§ **Problem statement**: Your task is to retype each line of the data below exactly.

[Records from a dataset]
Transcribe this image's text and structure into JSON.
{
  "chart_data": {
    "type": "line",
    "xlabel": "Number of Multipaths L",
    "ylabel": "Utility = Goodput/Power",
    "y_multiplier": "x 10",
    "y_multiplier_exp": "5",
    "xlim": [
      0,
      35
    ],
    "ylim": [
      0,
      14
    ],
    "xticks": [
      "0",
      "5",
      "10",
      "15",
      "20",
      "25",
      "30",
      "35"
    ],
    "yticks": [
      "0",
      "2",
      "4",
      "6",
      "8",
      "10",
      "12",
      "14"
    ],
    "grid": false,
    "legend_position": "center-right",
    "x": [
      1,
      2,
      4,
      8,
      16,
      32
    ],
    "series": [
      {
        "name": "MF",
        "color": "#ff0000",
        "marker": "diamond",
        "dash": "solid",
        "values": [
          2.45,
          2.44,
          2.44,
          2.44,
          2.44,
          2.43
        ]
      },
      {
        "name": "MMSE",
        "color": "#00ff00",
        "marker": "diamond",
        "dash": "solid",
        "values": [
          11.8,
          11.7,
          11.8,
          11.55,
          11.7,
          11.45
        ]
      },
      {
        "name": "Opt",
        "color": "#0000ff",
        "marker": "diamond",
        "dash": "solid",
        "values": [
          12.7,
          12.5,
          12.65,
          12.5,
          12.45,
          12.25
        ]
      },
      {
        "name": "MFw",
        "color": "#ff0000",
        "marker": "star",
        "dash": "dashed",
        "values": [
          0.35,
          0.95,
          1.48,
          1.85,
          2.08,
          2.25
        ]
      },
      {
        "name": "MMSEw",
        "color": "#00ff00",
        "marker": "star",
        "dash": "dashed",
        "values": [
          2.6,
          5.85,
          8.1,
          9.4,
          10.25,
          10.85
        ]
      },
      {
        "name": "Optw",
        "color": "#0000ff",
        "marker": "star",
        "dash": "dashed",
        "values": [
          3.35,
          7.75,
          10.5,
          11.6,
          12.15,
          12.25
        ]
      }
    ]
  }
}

§ **Result of this exercise**:
Transcribe this image's text and structure into JSON.
{
  "chart_data": {
    "type": "line",
    "xlabel": "Number of Multipaths L",
    "ylabel": "Utility = Goodput/Power",
    "y_multiplier": "x 10",
    "y_multiplier_exp": "5",
    "xlim": [
      0,
      35
    ],
    "ylim": [
      0,
      14
    ],
    "xticks": [
      "0",
      "5",
      "10",
      "15",
      "20",
      "25",
      "30",
      "35"
    ],
    "yticks": [
      "0",
      "2",
      "4",
      "6",
      "8",
      "10",
      "12",
      "14"
    ],
    "grid": false,
    "legend_position": "center-right",
    "x": [
      1,
      2,
      4,
      8,
      16,
      32
    ],
    "series": [
      {
        "name": "MF",
        "color": "#ff0000",
        "marker": "diamond",
        "dash": "solid",
        "values": [
          2.45,
          2.44,
          2.44,
          2.44,
          2.44,
          2.43
        ]
      },
      {
        "name": "MMSE",
        "color": "#00ff00",
        "marker": "diamond",
        "dash": "solid",
        "values": [
          11.8,
          11.7,
          11.8,
          11.55,
          11.7,
          11.45
        ]
      },
      {
        "name": "Opt",
        "color": "#0000ff",
        "marker": "diamond",
        "dash": "solid",
        "values": [
          12.7,
          12.5,
          12.65,
          12.5,
          12.45,
          12.25
        ]
      },
      {
        "name": "MFw",
        "color": "#ff0000",
        "marker": "star",
        "dash": "dashed",
        "values": [
          0.35,
          0.95,
          1.48,
          1.85,
          2.08,
          2.25
        ]
      },
      {
        "name": "MMSEw",
        "color": "#00ff00",
        "marker": "star",
        "dash": "dashed",
        "values": [
          2.6,
          5.85,
          8.1,
          9.4,
          10.25,
          10.85
        ]
      },
      {
        "name": "Optw",
        "color": "#0000ff",
        "marker": "star",
        "dash": "dashed",
        "values": [
          3.35,
          7.75,
          10.5,
          11.6,
          12.15,
          12.25
        ]
      }
    ]
  }
}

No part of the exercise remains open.